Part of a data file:
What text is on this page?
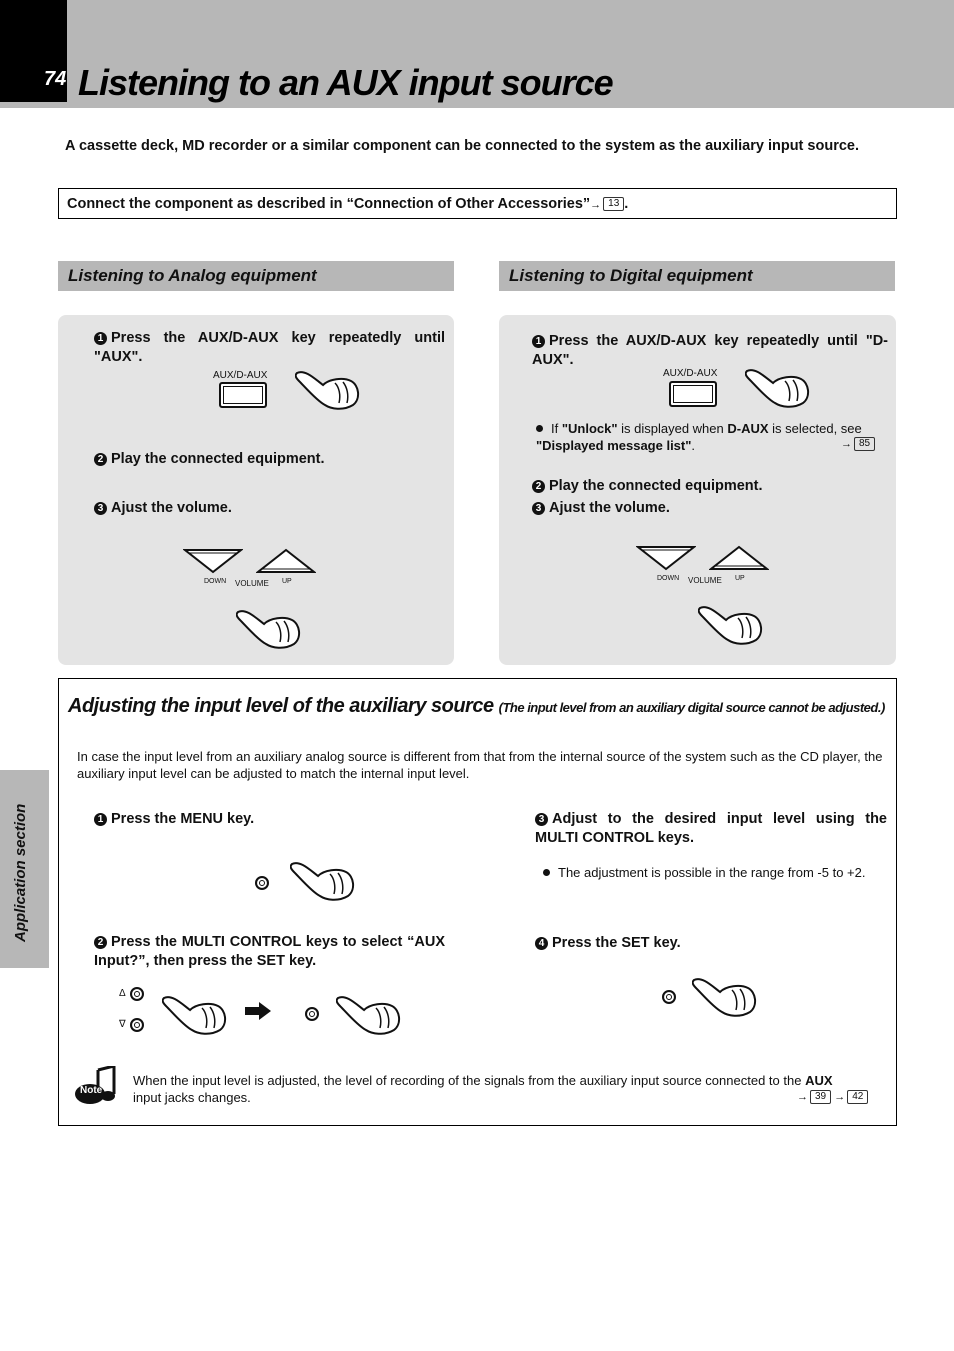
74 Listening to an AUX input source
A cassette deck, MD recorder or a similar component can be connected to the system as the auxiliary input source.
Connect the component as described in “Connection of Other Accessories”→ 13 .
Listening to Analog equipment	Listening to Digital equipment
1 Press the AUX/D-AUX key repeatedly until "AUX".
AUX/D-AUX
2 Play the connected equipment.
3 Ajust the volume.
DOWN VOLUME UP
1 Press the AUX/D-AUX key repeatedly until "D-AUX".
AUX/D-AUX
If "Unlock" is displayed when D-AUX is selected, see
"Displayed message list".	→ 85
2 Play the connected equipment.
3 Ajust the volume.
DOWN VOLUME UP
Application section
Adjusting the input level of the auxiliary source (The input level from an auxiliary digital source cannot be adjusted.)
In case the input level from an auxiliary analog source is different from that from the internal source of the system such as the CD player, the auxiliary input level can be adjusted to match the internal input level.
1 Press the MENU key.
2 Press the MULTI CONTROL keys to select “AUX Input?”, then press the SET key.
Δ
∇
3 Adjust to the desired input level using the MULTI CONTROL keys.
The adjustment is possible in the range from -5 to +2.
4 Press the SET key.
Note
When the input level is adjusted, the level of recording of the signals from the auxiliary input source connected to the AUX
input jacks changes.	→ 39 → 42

§ **Given exercise**
Set the listing down in full and exactly. Pictures within it should not appear in the copy.

§ **Solution to this exercise**
What text is on this page?
74 Listening to an AUX input source
A cassette deck, MD recorder or a similar component can be connected to the system as the auxiliary input source.
Connect the component as described in “Connection of Other Accessories”→ 13 .
Listening to Analog equipment	Listening to Digital equipment
1 Press the AUX/D-AUX key repeatedly until "AUX".
AUX/D-AUX
2 Play the connected equipment.
3 Ajust the volume.
DOWN VOLUME UP
1 Press the AUX/D-AUX key repeatedly until "D-AUX".
AUX/D-AUX
If "Unlock" is displayed when D-AUX is selected, see
"Displayed message list".	→ 85
2 Play the connected equipment.
3 Ajust the volume.
DOWN VOLUME UP
Application section
Adjusting the input level of the auxiliary source (The input level from an auxiliary digital source cannot be adjusted.)
In case the input level from an auxiliary analog source is different from that from the internal source of the system such as the CD player, the auxiliary input level can be adjusted to match the internal input level.
1 Press the MENU key.
2 Press the MULTI CONTROL keys to select “AUX Input?”, then press the SET key.
Δ
∇
3 Adjust to the desired input level using the MULTI CONTROL keys.
The adjustment is possible in the range from -5 to +2.
4 Press the SET key.
Note
When the input level is adjusted, the level of recording of the signals from the auxiliary input source connected to the AUX
input jacks changes.	→ 39 → 42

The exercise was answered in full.